▶ [GIVEN PROBLEM]
Skip any picture you find and retype all the remaining lines exactly.

▶ [EXTRACTED INFORMATION]
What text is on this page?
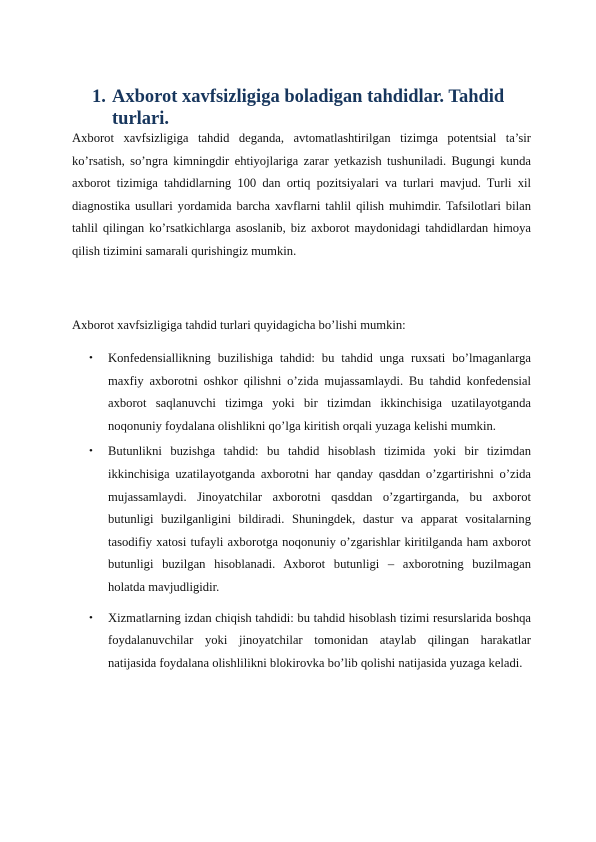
1. Axborot xavfsizligiga boladigan tahdidlar. Tahdid turlari.

Axborot xavfsizligiga tahdid deganda, avtomatlashtirilgan tizimga potentsial ta’sir ko’rsatish, so’ngra kimningdir ehtiyojlariga zarar yetkazish tushuniladi. Bugungi kunda axborot tizimiga tahdidlarning 100 dan ortiq pozitsiyalari va turlari mavjud. Turli xil diagnostika usullari yordamida barcha xavflarni tahlil qilish muhimdir. Tafsilotlari bilan tahlil qilingan ko’rsatkichlarga asoslanib, biz axborot maydonidagi tahdidlardan himoya qilish tizimini samarali qurishingiz mumkin.

Axborot xavfsizligiga tahdid turlari quyidagicha bo’lishi mumkin:

• Konfedensiallikning buzilishiga tahdid: bu tahdid unga ruxsati bo’lmaganlarga maxfiy axborotni oshkor qilishni o’zida mujassamlaydi. Bu tahdid konfedensial axborot saqlanuvchi tizimga yoki bir tizimdan ikkinchisiga uzatilayotganda noqonuniy foydalana olishlikni qo’lga kiritish orqali yuzaga kelishi mumkin.
• Butunlikni buzishga tahdid: bu tahdid hisoblash tizimida yoki bir tizimdan ikkinchisiga uzatilayotganda axborotni har qanday qasddan o’zgartirishni o’zida mujassamlaydi. Jinoyatchilar axborotni qasddan o’zgartirganda, bu axborot butunligi buzilganligini bildiradi. Shuningdek, dastur va apparat vositalarning tasodifiy xatosi tufayli axborotga noqonuniy o’zgarishlar kiritilganda ham axborot butunligi buzilgan hisoblanadi. Axborot butunligi – axborotning buzilmagan holatda mavjudligidir.
• Xizmatlarning izdan chiqish tahdidi: bu tahdid hisoblash tizimi resurslarida boshqa foydalanuvchilar yoki jinoyatchilar tomonidan ataylab qilingan harakatlar natijasida foydalana olishlilikni blokirovka bo’lib qolishi natijasida yuzaga keladi.
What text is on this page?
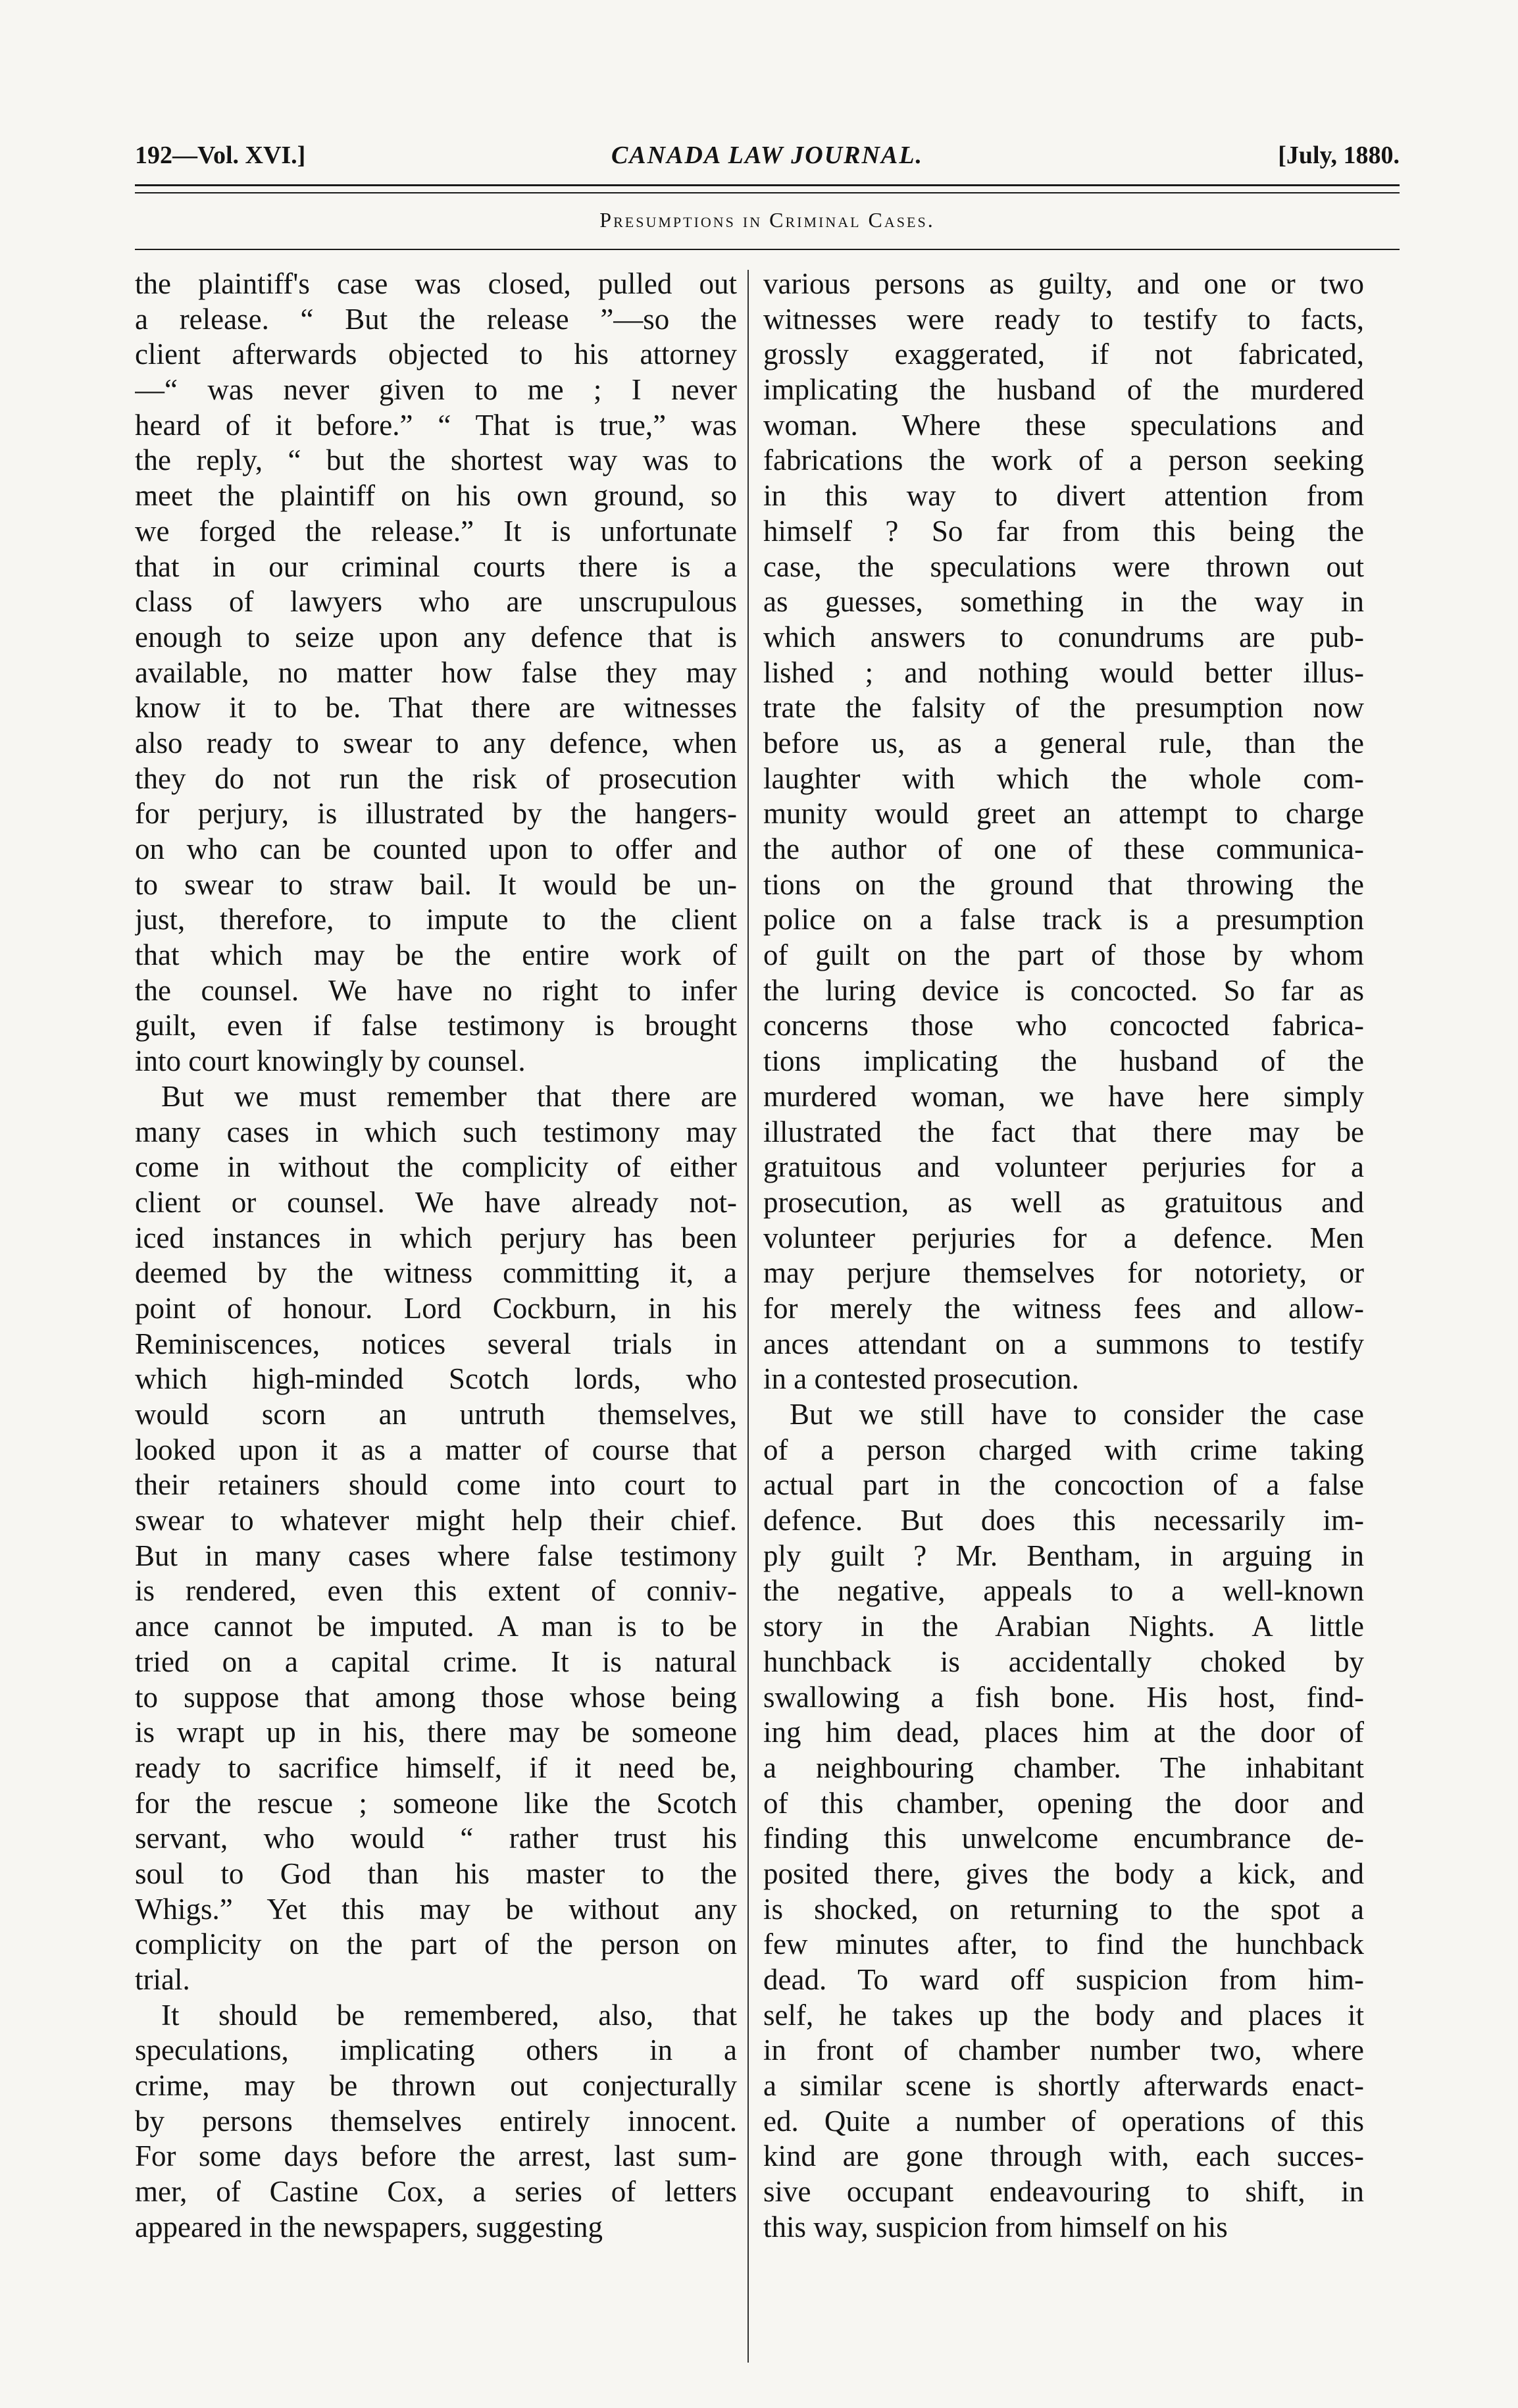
192—Vol. XVI.]	CANADA LAW JOURNAL.	[July, 1880.
Presumptions in Criminal Cases.
the plaintiff's case was closed, pulled out
a release. “ But the release ”—so the
client afterwards objected to his attorney
—“ was never given to me ; I never
heard of it before.” “ That is true,” was
the reply, “ but the shortest way was to
meet the plaintiff on his own ground, so
we forged the release.” It is unfortunate
that in our criminal courts there is a
class of lawyers who are unscrupulous
enough to seize upon any defence that is
available, no matter how false they may
know it to be. That there are witnesses
also ready to swear to any defence, when
they do not run the risk of prosecution
for perjury, is illustrated by the hangers-
on who can be counted upon to offer and
to swear to straw bail. It would be un-
just, therefore, to impute to the client
that which may be the entire work of
the counsel. We have no right to infer
guilt, even if false testimony is brought
into court knowingly by counsel.
But we must remember that there are
many cases in which such testimony may
come in without the complicity of either
client or counsel. We have already not-
iced instances in which perjury has been
deemed by the witness committing it, a
point of honour. Lord Cockburn, in his
Reminiscences, notices several trials in
which high-minded Scotch lords, who
would scorn an untruth themselves,
looked upon it as a matter of course that
their retainers should come into court to
swear to whatever might help their chief.
But in many cases where false testimony
is rendered, even this extent of conniv-
ance cannot be imputed. A man is to be
tried on a capital crime. It is natural
to suppose that among those whose being
is wrapt up in his, there may be someone
ready to sacrifice himself, if it need be,
for the rescue ; someone like the Scotch
servant, who would “ rather trust his
soul to God than his master to the
Whigs.” Yet this may be without any
complicity on the part of the person on
trial.
It should be remembered, also, that
speculations, implicating others in a
crime, may be thrown out conjecturally
by persons themselves entirely innocent.
For some days before the arrest, last sum-
mer, of Castine Cox, a series of letters
appeared in the newspapers, suggesting
various persons as guilty, and one or two
witnesses were ready to testify to facts,
grossly exaggerated, if not fabricated,
implicating the husband of the murdered
woman. Where these speculations and
fabrications the work of a person seeking
in this way to divert attention from
himself ? So far from this being the
case, the speculations were thrown out
as guesses, something in the way in
which answers to conundrums are pub-
lished ; and nothing would better illus-
trate the falsity of the presumption now
before us, as a general rule, than the
laughter with which the whole com-
munity would greet an attempt to charge
the author of one of these communica-
tions on the ground that throwing the
police on a false track is a presumption
of guilt on the part of those by whom
the luring device is concocted. So far as
concerns those who concocted fabrica-
tions implicating the husband of the
murdered woman, we have here simply
illustrated the fact that there may be
gratuitous and volunteer perjuries for a
prosecution, as well as gratuitous and
volunteer perjuries for a defence. Men
may perjure themselves for notoriety, or
for merely the witness fees and allow-
ances attendant on a summons to testify
in a contested prosecution.
But we still have to consider the case
of a person charged with crime taking
actual part in the concoction of a false
defence. But does this necessarily im-
ply guilt ? Mr. Bentham, in arguing in
the negative, appeals to a well-known
story in the Arabian Nights. A little
hunchback is accidentally choked by
swallowing a fish bone. His host, find-
ing him dead, places him at the door of
a neighbouring chamber. The inhabitant
of this chamber, opening the door and
finding this unwelcome encumbrance de-
posited there, gives the body a kick, and
is shocked, on returning to the spot a
few minutes after, to find the hunchback
dead. To ward off suspicion from him-
self, he takes up the body and places it
in front of chamber number two, where
a similar scene is shortly afterwards enact-
ed. Quite a number of operations of this
kind are gone through with, each succes-
sive occupant endeavouring to shift, in
this way, suspicion from himself on his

▶ [OUTPUT BELOW]
What text is on this page?
1. Axborot xavfsizligiga boladigan tahdidlar. Tahdid turlari.

Axborot xavfsizligiga tahdid deganda, avtomatlashtirilgan tizimga potentsial ta’sir ko’rsatish, so’ngra kimningdir ehtiyojlariga zarar yetkazish tushuniladi. Bugungi kunda axborot tizimiga tahdidlarning 100 dan ortiq pozitsiyalari va turlari mavjud. Turli xil diagnostika usullari yordamida barcha xavflarni tahlil qilish muhimdir. Tafsilotlari bilan tahlil qilingan ko’rsatkichlarga asoslanib, biz axborot maydonidagi tahdidlardan himoya qilish tizimini samarali qurishingiz mumkin.

Axborot xavfsizligiga tahdid turlari quyidagicha bo’lishi mumkin:

• Konfedensiallikning buzilishiga tahdid: bu tahdid unga ruxsati bo’lmaganlarga maxfiy axborotni oshkor qilishni o’zida mujassamlaydi. Bu tahdid konfedensial axborot saqlanuvchi tizimga yoki bir tizimdan ikkinchisiga uzatilayotganda noqonuniy foydalana olishlikni qo’lga kiritish orqali yuzaga kelishi mumkin.
• Butunlikni buzishga tahdid: bu tahdid hisoblash tizimida yoki bir tizimdan ikkinchisiga uzatilayotganda axborotni har qanday qasddan o’zgartirishni o’zida mujassamlaydi. Jinoyatchilar axborotni qasddan o’zgartirganda, bu axborot butunligi buzilganligini bildiradi. Shuningdek, dastur va apparat vositalarning tasodifiy xatosi tufayli axborotga noqonuniy o’zgarishlar kiritilganda ham axborot butunligi buzilgan hisoblanadi. Axborot butunligi – axborotning buzilmagan holatda mavjudligidir.
• Xizmatlarning izdan chiqish tahdidi: bu tahdid hisoblash tizimi resurslarida boshqa foydalanuvchilar yoki jinoyatchilar tomonidan ataylab qilingan harakatlar natijasida foydalana olishlilikni blokirovka bo’lib qolishi natijasida yuzaga keladi.
What text is on this page?
192—Vol. XVI.]	CANADA LAW JOURNAL.	[July, 1880.
Presumptions in Criminal Cases.
the plaintiff's case was closed, pulled out
a release. “ But the release ”—so the
client afterwards objected to his attorney
—“ was never given to me ; I never
heard of it before.” “ That is true,” was
the reply, “ but the shortest way was to
meet the plaintiff on his own ground, so
we forged the release.” It is unfortunate
that in our criminal courts there is a
class of lawyers who are unscrupulous
enough to seize upon any defence that is
available, no matter how false they may
know it to be. That there are witnesses
also ready to swear to any defence, when
they do not run the risk of prosecution
for perjury, is illustrated by the hangers-
on who can be counted upon to offer and
to swear to straw bail. It would be un-
just, therefore, to impute to the client
that which may be the entire work of
the counsel. We have no right to infer
guilt, even if false testimony is brought
into court knowingly by counsel.
But we must remember that there are
many cases in which such testimony may
come in without the complicity of either
client or counsel. We have already not-
iced instances in which perjury has been
deemed by the witness committing it, a
point of honour. Lord Cockburn, in his
Reminiscences, notices several trials in
which high-minded Scotch lords, who
would scorn an untruth themselves,
looked upon it as a matter of course that
their retainers should come into court to
swear to whatever might help their chief.
But in many cases where false testimony
is rendered, even this extent of conniv-
ance cannot be imputed. A man is to be
tried on a capital crime. It is natural
to suppose that among those whose being
is wrapt up in his, there may be someone
ready to sacrifice himself, if it need be,
for the rescue ; someone like the Scotch
servant, who would “ rather trust his
soul to God than his master to the
Whigs.” Yet this may be without any
complicity on the part of the person on
trial.
It should be remembered, also, that
speculations, implicating others in a
crime, may be thrown out conjecturally
by persons themselves entirely innocent.
For some days before the arrest, last sum-
mer, of Castine Cox, a series of letters
appeared in the newspapers, suggesting
various persons as guilty, and one or two
witnesses were ready to testify to facts,
grossly exaggerated, if not fabricated,
implicating the husband of the murdered
woman. Where these speculations and
fabrications the work of a person seeking
in this way to divert attention from
himself ? So far from this being the
case, the speculations were thrown out
as guesses, something in the way in
which answers to conundrums are pub-
lished ; and nothing would better illus-
trate the falsity of the presumption now
before us, as a general rule, than the
laughter with which the whole com-
munity would greet an attempt to charge
the author of one of these communica-
tions on the ground that throwing the
police on a false track is a presumption
of guilt on the part of those by whom
the luring device is concocted. So far as
concerns those who concocted fabrica-
tions implicating the husband of the
murdered woman, we have here simply
illustrated the fact that there may be
gratuitous and volunteer perjuries for a
prosecution, as well as gratuitous and
volunteer perjuries for a defence. Men
may perjure themselves for notoriety, or
for merely the witness fees and allow-
ances attendant on a summons to testify
in a contested prosecution.
But we still have to consider the case
of a person charged with crime taking
actual part in the concoction of a false
defence. But does this necessarily im-
ply guilt ? Mr. Bentham, in arguing in
the negative, appeals to a well-known
story in the Arabian Nights. A little
hunchback is accidentally choked by
swallowing a fish bone. His host, find-
ing him dead, places him at the door of
a neighbouring chamber. The inhabitant
of this chamber, opening the door and
finding this unwelcome encumbrance de-
posited there, gives the body a kick, and
is shocked, on returning to the spot a
few minutes after, to find the hunchback
dead. To ward off suspicion from him-
self, he takes up the body and places it
in front of chamber number two, where
a similar scene is shortly afterwards enact-
ed. Quite a number of operations of this
kind are gone through with, each succes-
sive occupant endeavouring to shift, in
this way, suspicion from himself on his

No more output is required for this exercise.